◆ What this task involves ◆
Your task is to repeat the entries underneath exactly, minus the pictures.

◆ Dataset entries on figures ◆
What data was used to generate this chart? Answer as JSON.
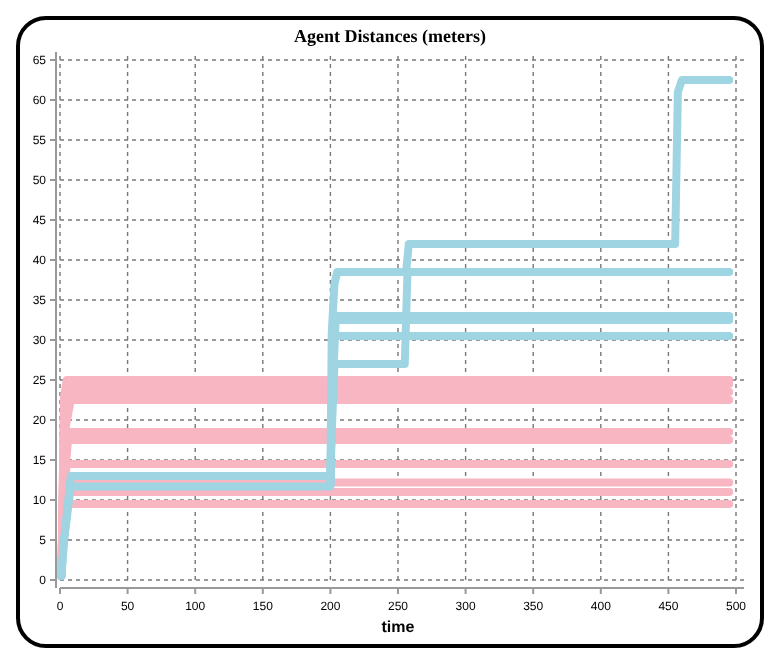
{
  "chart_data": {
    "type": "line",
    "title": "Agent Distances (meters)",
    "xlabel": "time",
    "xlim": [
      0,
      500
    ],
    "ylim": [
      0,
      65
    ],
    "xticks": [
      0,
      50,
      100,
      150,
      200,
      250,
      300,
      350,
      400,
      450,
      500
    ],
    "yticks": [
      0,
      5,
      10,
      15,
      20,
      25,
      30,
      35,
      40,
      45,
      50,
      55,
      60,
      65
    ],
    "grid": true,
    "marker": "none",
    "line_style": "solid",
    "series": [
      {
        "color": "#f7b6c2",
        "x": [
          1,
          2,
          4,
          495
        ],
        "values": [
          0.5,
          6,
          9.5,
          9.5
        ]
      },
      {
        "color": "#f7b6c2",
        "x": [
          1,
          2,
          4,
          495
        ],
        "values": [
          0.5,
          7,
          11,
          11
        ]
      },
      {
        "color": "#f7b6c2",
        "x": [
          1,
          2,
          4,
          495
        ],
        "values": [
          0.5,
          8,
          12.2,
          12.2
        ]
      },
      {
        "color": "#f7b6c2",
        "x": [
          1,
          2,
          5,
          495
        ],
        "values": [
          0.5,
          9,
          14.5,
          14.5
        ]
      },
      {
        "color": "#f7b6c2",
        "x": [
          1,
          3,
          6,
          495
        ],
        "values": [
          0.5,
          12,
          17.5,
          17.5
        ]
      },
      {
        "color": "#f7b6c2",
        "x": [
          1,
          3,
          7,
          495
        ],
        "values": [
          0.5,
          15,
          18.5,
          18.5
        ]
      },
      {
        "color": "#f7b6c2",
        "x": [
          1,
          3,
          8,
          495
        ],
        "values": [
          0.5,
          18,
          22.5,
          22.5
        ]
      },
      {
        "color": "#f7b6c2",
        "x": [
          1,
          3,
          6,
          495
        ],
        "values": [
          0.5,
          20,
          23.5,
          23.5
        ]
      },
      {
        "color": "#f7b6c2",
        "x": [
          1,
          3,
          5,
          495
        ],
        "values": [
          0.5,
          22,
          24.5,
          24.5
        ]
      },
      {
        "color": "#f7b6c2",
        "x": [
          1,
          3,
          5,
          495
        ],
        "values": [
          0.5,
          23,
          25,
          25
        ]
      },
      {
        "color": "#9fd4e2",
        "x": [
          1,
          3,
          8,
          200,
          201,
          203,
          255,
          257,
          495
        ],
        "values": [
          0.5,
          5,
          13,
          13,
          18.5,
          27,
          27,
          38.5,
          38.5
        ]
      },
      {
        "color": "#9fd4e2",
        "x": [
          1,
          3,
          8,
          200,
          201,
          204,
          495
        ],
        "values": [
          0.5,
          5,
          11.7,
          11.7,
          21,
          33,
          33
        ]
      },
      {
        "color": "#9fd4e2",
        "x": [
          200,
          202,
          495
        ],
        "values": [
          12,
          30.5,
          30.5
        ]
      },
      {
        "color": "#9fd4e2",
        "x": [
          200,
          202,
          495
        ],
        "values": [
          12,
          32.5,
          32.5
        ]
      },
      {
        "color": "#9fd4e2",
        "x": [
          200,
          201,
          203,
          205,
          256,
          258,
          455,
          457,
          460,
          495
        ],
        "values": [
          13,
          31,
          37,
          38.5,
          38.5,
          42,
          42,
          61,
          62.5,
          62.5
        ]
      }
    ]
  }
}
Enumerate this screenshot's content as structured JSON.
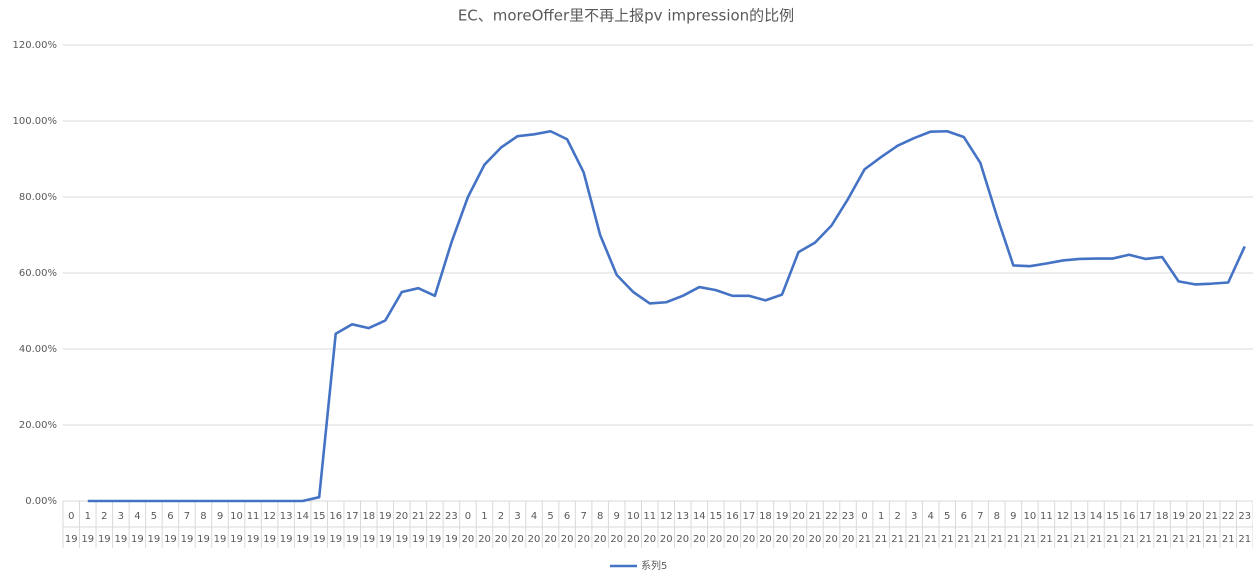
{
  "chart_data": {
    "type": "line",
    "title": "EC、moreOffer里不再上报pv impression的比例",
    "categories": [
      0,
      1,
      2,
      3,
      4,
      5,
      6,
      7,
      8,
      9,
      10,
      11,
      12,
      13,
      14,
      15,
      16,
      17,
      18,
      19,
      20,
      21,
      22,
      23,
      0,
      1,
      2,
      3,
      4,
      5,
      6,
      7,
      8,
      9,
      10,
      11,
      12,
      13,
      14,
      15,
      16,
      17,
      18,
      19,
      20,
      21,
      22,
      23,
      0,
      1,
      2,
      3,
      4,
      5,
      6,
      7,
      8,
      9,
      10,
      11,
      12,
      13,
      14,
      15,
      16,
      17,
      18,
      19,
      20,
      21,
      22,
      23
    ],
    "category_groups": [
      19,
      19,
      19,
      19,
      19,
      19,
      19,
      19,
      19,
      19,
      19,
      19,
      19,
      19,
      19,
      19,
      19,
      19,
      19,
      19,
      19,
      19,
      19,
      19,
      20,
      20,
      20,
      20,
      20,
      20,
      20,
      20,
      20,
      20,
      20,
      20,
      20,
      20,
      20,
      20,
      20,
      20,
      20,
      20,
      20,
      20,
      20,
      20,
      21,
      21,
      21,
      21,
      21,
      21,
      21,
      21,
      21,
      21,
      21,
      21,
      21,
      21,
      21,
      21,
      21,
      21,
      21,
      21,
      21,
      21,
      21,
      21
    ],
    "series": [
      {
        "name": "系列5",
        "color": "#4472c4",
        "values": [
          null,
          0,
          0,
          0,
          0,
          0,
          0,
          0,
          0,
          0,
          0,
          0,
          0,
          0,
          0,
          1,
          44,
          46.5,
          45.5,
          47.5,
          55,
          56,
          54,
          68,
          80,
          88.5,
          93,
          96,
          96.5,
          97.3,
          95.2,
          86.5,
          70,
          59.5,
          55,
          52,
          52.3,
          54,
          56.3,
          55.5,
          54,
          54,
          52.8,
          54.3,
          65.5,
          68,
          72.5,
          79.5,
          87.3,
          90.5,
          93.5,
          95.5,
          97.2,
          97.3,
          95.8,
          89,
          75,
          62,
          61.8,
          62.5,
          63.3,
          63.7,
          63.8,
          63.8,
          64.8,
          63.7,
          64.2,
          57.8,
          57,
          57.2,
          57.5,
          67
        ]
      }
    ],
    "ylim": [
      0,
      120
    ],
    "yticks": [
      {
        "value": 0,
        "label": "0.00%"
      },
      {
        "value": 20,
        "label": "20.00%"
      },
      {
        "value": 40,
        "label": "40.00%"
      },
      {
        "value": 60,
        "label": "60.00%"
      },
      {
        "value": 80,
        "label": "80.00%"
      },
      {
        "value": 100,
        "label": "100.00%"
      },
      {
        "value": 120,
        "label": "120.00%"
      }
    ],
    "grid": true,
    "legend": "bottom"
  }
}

◆ Response ◆
What data was used to generate this chart? Answer as JSON.
{
  "chart_data": {
    "type": "line",
    "title": "Agent Distances (meters)",
    "xlabel": "time",
    "xlim": [
      0,
      500
    ],
    "ylim": [
      0,
      65
    ],
    "xticks": [
      0,
      50,
      100,
      150,
      200,
      250,
      300,
      350,
      400,
      450,
      500
    ],
    "yticks": [
      0,
      5,
      10,
      15,
      20,
      25,
      30,
      35,
      40,
      45,
      50,
      55,
      60,
      65
    ],
    "grid": true,
    "marker": "none",
    "line_style": "solid",
    "series": [
      {
        "color": "#f7b6c2",
        "x": [
          1,
          2,
          4,
          495
        ],
        "values": [
          0.5,
          6,
          9.5,
          9.5
        ]
      },
      {
        "color": "#f7b6c2",
        "x": [
          1,
          2,
          4,
          495
        ],
        "values": [
          0.5,
          7,
          11,
          11
        ]
      },
      {
        "color": "#f7b6c2",
        "x": [
          1,
          2,
          4,
          495
        ],
        "values": [
          0.5,
          8,
          12.2,
          12.2
        ]
      },
      {
        "color": "#f7b6c2",
        "x": [
          1,
          2,
          5,
          495
        ],
        "values": [
          0.5,
          9,
          14.5,
          14.5
        ]
      },
      {
        "color": "#f7b6c2",
        "x": [
          1,
          3,
          6,
          495
        ],
        "values": [
          0.5,
          12,
          17.5,
          17.5
        ]
      },
      {
        "color": "#f7b6c2",
        "x": [
          1,
          3,
          7,
          495
        ],
        "values": [
          0.5,
          15,
          18.5,
          18.5
        ]
      },
      {
        "color": "#f7b6c2",
        "x": [
          1,
          3,
          8,
          495
        ],
        "values": [
          0.5,
          18,
          22.5,
          22.5
        ]
      },
      {
        "color": "#f7b6c2",
        "x": [
          1,
          3,
          6,
          495
        ],
        "values": [
          0.5,
          20,
          23.5,
          23.5
        ]
      },
      {
        "color": "#f7b6c2",
        "x": [
          1,
          3,
          5,
          495
        ],
        "values": [
          0.5,
          22,
          24.5,
          24.5
        ]
      },
      {
        "color": "#f7b6c2",
        "x": [
          1,
          3,
          5,
          495
        ],
        "values": [
          0.5,
          23,
          25,
          25
        ]
      },
      {
        "color": "#9fd4e2",
        "x": [
          1,
          3,
          8,
          200,
          201,
          203,
          255,
          257,
          495
        ],
        "values": [
          0.5,
          5,
          13,
          13,
          18.5,
          27,
          27,
          38.5,
          38.5
        ]
      },
      {
        "color": "#9fd4e2",
        "x": [
          1,
          3,
          8,
          200,
          201,
          204,
          495
        ],
        "values": [
          0.5,
          5,
          11.7,
          11.7,
          21,
          33,
          33
        ]
      },
      {
        "color": "#9fd4e2",
        "x": [
          200,
          202,
          495
        ],
        "values": [
          12,
          30.5,
          30.5
        ]
      },
      {
        "color": "#9fd4e2",
        "x": [
          200,
          202,
          495
        ],
        "values": [
          12,
          32.5,
          32.5
        ]
      },
      {
        "color": "#9fd4e2",
        "x": [
          200,
          201,
          203,
          205,
          256,
          258,
          455,
          457,
          460,
          495
        ],
        "values": [
          13,
          31,
          37,
          38.5,
          38.5,
          42,
          42,
          61,
          62.5,
          62.5
        ]
      }
    ]
  }
}
Enumerate this screenshot's content as structured JSON.
{
  "chart_data": {
    "type": "line",
    "title": "EC、moreOffer里不再上报pv impression的比例",
    "categories": [
      0,
      1,
      2,
      3,
      4,
      5,
      6,
      7,
      8,
      9,
      10,
      11,
      12,
      13,
      14,
      15,
      16,
      17,
      18,
      19,
      20,
      21,
      22,
      23,
      0,
      1,
      2,
      3,
      4,
      5,
      6,
      7,
      8,
      9,
      10,
      11,
      12,
      13,
      14,
      15,
      16,
      17,
      18,
      19,
      20,
      21,
      22,
      23,
      0,
      1,
      2,
      3,
      4,
      5,
      6,
      7,
      8,
      9,
      10,
      11,
      12,
      13,
      14,
      15,
      16,
      17,
      18,
      19,
      20,
      21,
      22,
      23
    ],
    "category_groups": [
      19,
      19,
      19,
      19,
      19,
      19,
      19,
      19,
      19,
      19,
      19,
      19,
      19,
      19,
      19,
      19,
      19,
      19,
      19,
      19,
      19,
      19,
      19,
      19,
      20,
      20,
      20,
      20,
      20,
      20,
      20,
      20,
      20,
      20,
      20,
      20,
      20,
      20,
      20,
      20,
      20,
      20,
      20,
      20,
      20,
      20,
      20,
      20,
      21,
      21,
      21,
      21,
      21,
      21,
      21,
      21,
      21,
      21,
      21,
      21,
      21,
      21,
      21,
      21,
      21,
      21,
      21,
      21,
      21,
      21,
      21,
      21
    ],
    "series": [
      {
        "name": "系列5",
        "color": "#4472c4",
        "values": [
          null,
          0,
          0,
          0,
          0,
          0,
          0,
          0,
          0,
          0,
          0,
          0,
          0,
          0,
          0,
          1,
          44,
          46.5,
          45.5,
          47.5,
          55,
          56,
          54,
          68,
          80,
          88.5,
          93,
          96,
          96.5,
          97.3,
          95.2,
          86.5,
          70,
          59.5,
          55,
          52,
          52.3,
          54,
          56.3,
          55.5,
          54,
          54,
          52.8,
          54.3,
          65.5,
          68,
          72.5,
          79.5,
          87.3,
          90.5,
          93.5,
          95.5,
          97.2,
          97.3,
          95.8,
          89,
          75,
          62,
          61.8,
          62.5,
          63.3,
          63.7,
          63.8,
          63.8,
          64.8,
          63.7,
          64.2,
          57.8,
          57,
          57.2,
          57.5,
          67
        ]
      }
    ],
    "ylim": [
      0,
      120
    ],
    "yticks": [
      {
        "value": 0,
        "label": "0.00%"
      },
      {
        "value": 20,
        "label": "20.00%"
      },
      {
        "value": 40,
        "label": "40.00%"
      },
      {
        "value": 60,
        "label": "60.00%"
      },
      {
        "value": 80,
        "label": "80.00%"
      },
      {
        "value": 100,
        "label": "100.00%"
      },
      {
        "value": 120,
        "label": "120.00%"
      }
    ],
    "grid": true,
    "legend": "bottom"
  }
}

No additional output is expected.